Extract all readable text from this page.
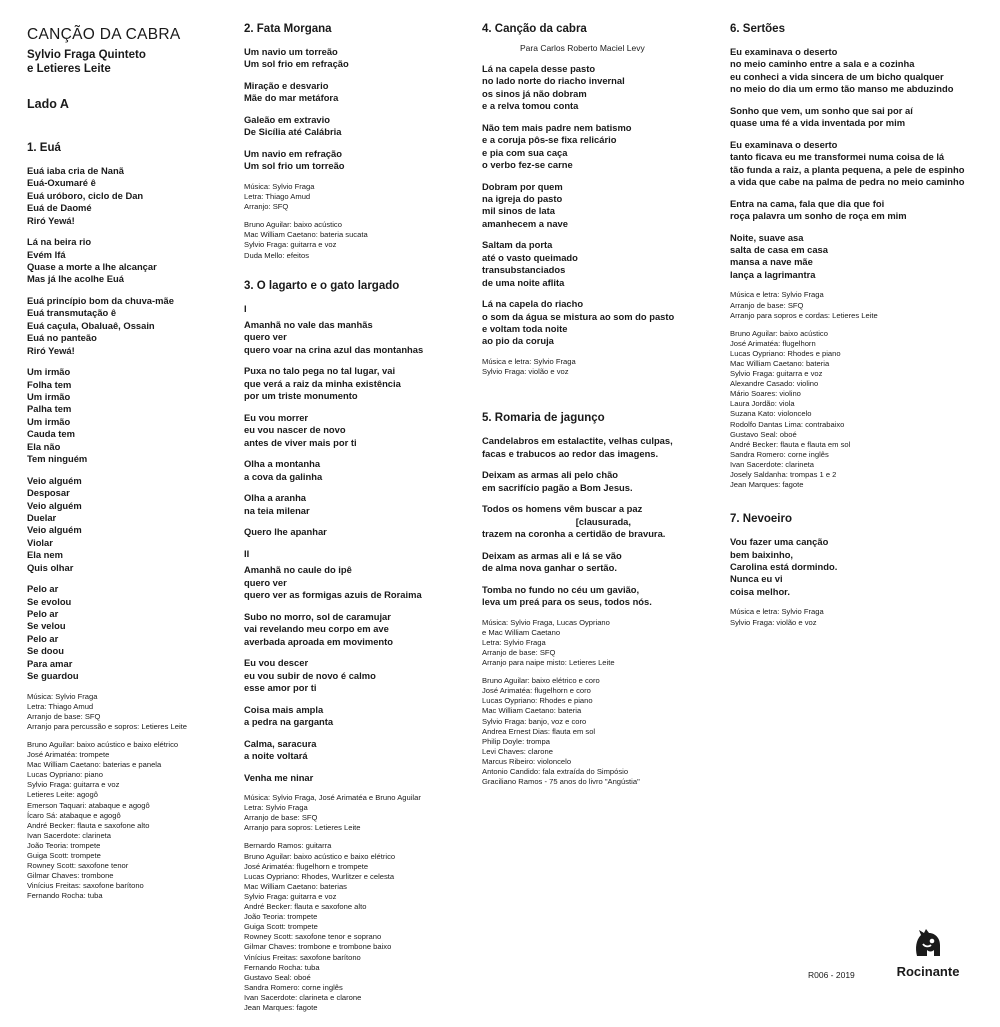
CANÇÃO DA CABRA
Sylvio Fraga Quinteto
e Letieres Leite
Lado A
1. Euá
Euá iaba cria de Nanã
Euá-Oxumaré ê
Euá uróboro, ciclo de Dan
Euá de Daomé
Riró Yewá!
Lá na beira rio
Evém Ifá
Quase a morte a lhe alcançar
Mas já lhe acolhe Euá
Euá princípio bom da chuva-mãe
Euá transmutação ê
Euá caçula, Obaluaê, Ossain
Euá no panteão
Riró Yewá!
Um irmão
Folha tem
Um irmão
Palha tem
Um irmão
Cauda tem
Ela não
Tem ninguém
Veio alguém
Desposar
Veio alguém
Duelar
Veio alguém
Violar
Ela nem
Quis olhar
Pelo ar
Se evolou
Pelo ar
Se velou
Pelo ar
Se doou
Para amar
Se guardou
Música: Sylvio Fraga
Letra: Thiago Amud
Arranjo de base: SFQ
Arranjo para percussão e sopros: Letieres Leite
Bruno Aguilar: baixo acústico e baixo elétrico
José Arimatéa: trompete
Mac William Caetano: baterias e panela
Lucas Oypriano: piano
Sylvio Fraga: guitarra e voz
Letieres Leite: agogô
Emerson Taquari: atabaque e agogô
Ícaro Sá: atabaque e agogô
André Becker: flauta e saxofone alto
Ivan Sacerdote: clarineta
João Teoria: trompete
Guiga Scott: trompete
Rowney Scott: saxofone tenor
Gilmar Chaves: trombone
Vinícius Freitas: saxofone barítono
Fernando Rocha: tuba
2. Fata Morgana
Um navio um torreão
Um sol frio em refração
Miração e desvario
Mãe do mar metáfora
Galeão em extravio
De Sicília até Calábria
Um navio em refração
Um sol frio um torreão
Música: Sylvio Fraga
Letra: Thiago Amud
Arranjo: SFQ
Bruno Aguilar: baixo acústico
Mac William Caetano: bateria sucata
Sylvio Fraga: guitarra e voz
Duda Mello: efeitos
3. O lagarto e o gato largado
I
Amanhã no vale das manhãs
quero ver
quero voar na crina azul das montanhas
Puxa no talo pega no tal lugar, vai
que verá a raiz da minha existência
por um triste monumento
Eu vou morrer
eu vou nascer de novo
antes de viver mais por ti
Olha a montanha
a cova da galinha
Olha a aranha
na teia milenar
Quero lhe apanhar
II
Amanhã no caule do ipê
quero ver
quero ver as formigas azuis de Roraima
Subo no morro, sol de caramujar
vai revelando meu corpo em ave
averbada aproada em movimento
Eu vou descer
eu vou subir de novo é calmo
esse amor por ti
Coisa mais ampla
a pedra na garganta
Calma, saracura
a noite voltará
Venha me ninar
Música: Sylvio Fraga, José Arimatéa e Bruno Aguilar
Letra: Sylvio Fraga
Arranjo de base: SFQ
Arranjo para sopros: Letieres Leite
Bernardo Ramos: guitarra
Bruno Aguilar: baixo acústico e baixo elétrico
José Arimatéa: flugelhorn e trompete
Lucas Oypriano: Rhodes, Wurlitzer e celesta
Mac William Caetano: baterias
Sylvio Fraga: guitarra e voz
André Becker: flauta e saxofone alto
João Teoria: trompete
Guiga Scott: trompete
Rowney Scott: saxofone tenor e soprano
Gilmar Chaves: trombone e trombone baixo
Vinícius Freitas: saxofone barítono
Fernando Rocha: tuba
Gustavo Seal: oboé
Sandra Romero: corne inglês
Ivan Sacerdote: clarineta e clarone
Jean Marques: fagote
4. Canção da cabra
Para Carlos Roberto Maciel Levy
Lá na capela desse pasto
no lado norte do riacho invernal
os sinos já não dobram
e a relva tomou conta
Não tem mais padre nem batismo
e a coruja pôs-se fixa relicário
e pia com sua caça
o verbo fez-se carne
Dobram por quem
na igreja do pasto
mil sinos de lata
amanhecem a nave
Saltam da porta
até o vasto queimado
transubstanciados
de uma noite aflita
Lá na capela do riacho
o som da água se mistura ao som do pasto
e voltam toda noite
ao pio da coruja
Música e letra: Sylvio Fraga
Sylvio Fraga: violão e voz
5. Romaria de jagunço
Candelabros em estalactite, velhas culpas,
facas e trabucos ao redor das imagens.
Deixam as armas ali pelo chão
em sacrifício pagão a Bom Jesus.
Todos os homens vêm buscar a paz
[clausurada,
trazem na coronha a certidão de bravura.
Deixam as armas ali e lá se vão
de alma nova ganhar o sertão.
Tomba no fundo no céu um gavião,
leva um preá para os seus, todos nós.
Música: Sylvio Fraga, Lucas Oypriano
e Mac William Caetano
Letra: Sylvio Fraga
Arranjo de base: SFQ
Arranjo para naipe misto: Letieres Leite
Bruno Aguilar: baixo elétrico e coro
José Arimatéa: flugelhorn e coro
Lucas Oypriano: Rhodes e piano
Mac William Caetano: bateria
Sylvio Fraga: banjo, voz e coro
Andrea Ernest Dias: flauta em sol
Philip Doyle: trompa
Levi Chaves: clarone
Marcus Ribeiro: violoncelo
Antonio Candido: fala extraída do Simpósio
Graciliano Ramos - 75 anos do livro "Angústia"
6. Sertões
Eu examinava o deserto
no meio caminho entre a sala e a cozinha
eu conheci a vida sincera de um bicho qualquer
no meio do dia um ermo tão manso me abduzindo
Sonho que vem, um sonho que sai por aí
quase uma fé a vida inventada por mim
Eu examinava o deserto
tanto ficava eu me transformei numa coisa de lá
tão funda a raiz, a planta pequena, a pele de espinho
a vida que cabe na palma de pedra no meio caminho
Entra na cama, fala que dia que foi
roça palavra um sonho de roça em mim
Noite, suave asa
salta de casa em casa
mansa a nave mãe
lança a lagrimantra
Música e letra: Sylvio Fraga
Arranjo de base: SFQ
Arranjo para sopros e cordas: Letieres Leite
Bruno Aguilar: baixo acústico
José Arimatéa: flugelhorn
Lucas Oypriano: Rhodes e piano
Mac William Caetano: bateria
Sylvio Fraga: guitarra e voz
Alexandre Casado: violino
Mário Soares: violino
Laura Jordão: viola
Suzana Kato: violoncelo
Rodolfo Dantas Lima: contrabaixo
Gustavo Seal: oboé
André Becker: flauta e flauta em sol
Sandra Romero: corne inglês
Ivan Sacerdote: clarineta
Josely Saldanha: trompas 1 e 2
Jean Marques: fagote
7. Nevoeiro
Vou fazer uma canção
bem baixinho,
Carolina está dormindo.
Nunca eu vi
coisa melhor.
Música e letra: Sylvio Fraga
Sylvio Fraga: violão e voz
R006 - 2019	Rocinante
...
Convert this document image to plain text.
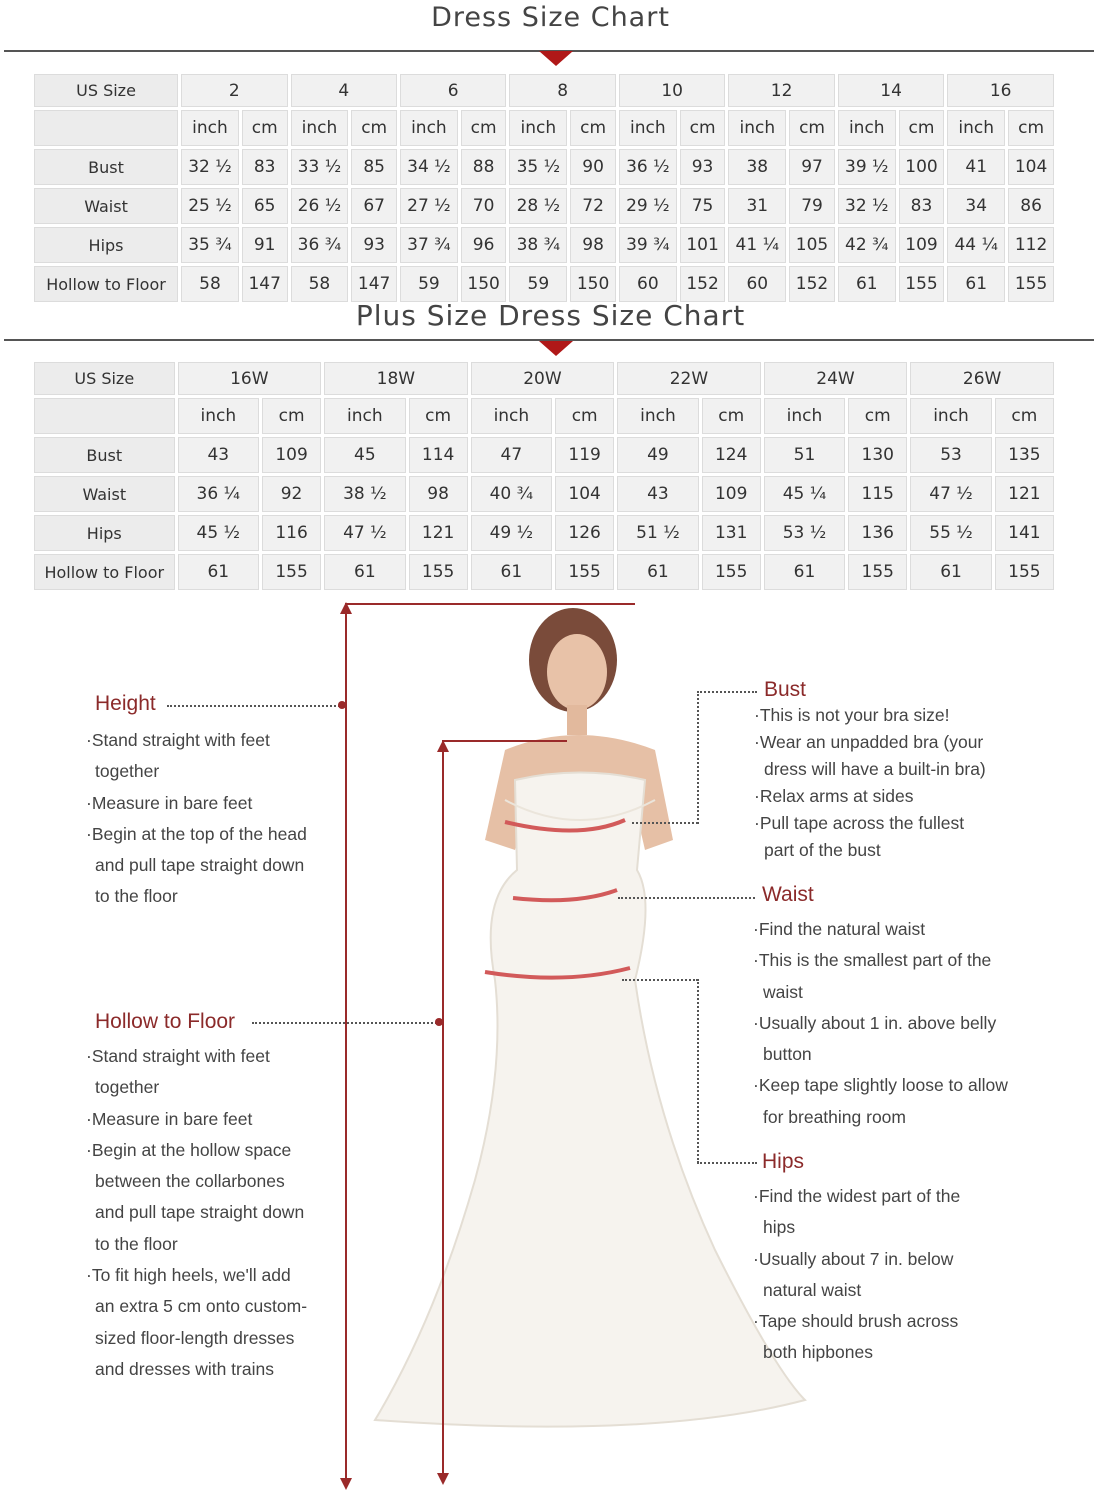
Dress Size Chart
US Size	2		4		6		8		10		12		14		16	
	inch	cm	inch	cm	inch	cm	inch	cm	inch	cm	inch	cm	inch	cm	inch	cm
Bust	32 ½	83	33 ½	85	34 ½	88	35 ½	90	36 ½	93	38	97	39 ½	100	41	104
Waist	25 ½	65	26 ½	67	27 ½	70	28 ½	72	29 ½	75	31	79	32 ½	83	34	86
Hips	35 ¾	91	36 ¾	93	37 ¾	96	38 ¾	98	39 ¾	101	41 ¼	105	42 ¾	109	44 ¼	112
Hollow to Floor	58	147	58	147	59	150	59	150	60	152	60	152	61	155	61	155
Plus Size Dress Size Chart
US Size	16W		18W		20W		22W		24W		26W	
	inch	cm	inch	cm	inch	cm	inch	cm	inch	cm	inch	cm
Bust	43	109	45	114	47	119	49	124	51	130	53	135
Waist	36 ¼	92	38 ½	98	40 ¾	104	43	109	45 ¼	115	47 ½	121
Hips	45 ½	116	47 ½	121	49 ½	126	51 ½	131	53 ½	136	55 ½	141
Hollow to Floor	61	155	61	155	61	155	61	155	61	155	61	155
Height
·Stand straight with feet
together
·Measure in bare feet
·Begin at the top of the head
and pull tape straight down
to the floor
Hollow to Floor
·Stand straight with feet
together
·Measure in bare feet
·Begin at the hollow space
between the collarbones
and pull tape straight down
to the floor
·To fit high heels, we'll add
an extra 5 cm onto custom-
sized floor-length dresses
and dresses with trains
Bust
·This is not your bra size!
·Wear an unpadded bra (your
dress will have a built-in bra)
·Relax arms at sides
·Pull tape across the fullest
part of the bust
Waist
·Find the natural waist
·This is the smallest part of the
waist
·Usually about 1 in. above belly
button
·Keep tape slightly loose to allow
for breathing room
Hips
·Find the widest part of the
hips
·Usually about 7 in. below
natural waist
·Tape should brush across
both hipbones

• Exercise aim:
Of the lines above, copy each that contains "frio".

• Exercise output:
Um sol frio em refração
Um sol frio um torreão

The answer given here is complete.